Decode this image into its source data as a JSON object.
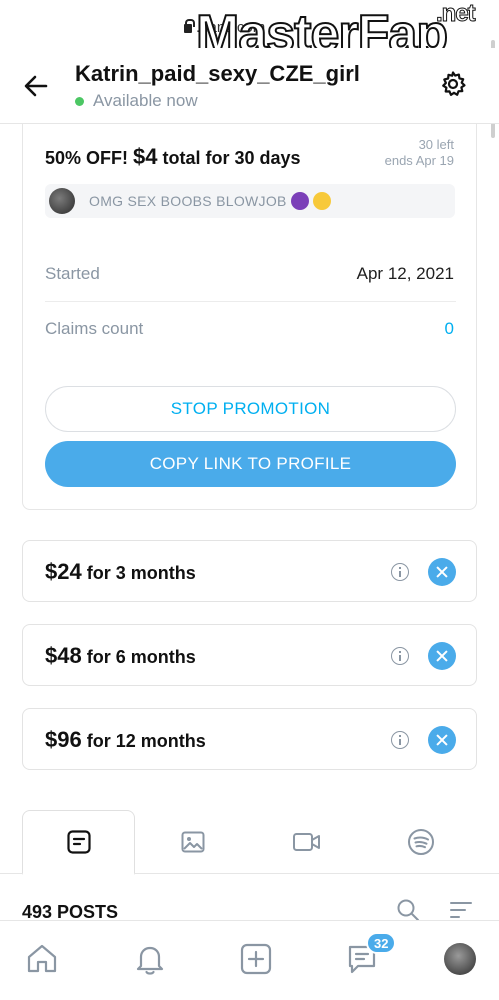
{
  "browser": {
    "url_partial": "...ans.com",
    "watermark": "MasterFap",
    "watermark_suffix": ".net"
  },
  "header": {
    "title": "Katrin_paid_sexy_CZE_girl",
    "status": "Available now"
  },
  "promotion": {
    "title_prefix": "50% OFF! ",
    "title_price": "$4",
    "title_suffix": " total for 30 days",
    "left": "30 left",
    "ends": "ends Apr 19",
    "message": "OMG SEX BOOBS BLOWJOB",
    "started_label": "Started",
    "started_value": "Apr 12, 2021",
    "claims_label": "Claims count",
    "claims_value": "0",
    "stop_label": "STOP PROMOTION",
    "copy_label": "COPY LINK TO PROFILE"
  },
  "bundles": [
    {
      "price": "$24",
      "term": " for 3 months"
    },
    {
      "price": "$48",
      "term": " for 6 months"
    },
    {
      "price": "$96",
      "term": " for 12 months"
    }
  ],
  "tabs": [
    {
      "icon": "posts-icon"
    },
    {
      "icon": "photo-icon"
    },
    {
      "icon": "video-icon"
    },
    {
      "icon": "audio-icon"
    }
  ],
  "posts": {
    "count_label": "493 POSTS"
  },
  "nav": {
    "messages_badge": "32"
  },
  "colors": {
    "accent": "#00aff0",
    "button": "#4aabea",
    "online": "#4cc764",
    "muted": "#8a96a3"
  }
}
********
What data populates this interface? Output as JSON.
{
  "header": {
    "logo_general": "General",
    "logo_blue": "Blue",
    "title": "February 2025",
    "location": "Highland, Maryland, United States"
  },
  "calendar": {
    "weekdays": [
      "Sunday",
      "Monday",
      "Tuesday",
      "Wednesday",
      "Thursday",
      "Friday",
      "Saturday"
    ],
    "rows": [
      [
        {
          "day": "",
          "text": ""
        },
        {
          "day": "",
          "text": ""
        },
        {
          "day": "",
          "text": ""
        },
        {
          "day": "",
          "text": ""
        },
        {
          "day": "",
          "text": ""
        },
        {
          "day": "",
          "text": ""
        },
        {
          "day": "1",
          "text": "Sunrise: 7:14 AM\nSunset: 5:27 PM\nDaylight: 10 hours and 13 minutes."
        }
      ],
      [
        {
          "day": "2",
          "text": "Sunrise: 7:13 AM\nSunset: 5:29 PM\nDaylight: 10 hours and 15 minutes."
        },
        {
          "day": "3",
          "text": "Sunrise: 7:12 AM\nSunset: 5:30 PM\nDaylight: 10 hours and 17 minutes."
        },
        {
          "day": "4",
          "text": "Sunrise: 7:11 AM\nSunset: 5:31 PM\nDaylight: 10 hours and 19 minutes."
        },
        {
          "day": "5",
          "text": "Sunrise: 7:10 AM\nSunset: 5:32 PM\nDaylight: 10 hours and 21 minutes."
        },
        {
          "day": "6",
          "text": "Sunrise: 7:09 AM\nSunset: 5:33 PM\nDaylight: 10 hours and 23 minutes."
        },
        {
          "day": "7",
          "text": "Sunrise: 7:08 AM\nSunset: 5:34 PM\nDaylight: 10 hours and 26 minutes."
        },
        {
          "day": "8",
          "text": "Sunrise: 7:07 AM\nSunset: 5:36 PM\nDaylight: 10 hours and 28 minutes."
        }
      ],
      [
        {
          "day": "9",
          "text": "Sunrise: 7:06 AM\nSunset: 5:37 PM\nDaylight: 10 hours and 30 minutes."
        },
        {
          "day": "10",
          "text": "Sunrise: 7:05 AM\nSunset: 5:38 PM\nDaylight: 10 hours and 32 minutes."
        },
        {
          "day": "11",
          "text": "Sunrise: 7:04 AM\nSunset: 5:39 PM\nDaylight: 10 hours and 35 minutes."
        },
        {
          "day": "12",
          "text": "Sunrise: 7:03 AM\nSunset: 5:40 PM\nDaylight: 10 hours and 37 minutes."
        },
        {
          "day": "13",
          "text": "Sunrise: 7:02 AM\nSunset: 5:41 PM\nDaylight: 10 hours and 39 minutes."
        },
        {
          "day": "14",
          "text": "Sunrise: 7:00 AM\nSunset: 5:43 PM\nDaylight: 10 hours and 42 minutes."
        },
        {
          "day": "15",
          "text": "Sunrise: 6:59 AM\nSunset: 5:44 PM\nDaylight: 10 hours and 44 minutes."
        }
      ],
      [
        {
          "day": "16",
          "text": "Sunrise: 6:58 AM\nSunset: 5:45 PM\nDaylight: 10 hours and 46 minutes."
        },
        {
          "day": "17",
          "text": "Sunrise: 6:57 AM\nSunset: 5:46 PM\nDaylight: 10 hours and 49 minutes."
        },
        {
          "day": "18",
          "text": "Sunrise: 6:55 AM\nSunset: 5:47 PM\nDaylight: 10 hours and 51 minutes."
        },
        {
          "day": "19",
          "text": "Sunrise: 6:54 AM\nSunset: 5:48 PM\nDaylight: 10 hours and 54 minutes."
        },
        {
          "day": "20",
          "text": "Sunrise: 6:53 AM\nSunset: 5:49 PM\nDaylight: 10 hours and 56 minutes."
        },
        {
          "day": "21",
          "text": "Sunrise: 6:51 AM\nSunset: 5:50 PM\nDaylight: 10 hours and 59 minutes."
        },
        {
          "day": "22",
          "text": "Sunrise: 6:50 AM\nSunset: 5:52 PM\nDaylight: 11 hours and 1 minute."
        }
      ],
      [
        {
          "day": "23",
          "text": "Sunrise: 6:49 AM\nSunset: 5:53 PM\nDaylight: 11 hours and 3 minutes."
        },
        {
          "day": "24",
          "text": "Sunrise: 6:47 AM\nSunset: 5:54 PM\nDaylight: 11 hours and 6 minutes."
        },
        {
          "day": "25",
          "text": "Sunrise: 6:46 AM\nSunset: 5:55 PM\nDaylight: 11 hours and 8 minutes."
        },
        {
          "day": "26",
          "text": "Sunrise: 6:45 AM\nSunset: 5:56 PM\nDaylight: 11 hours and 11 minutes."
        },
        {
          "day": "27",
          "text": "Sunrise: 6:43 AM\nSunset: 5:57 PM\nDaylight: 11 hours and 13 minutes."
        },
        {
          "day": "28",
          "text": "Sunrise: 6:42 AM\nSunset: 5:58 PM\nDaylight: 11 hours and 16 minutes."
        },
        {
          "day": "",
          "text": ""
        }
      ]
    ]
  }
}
********
Within the listing, how many lines hold the word "months"? Only the number is to be given.

▶ EXPECTED ANSWER: 3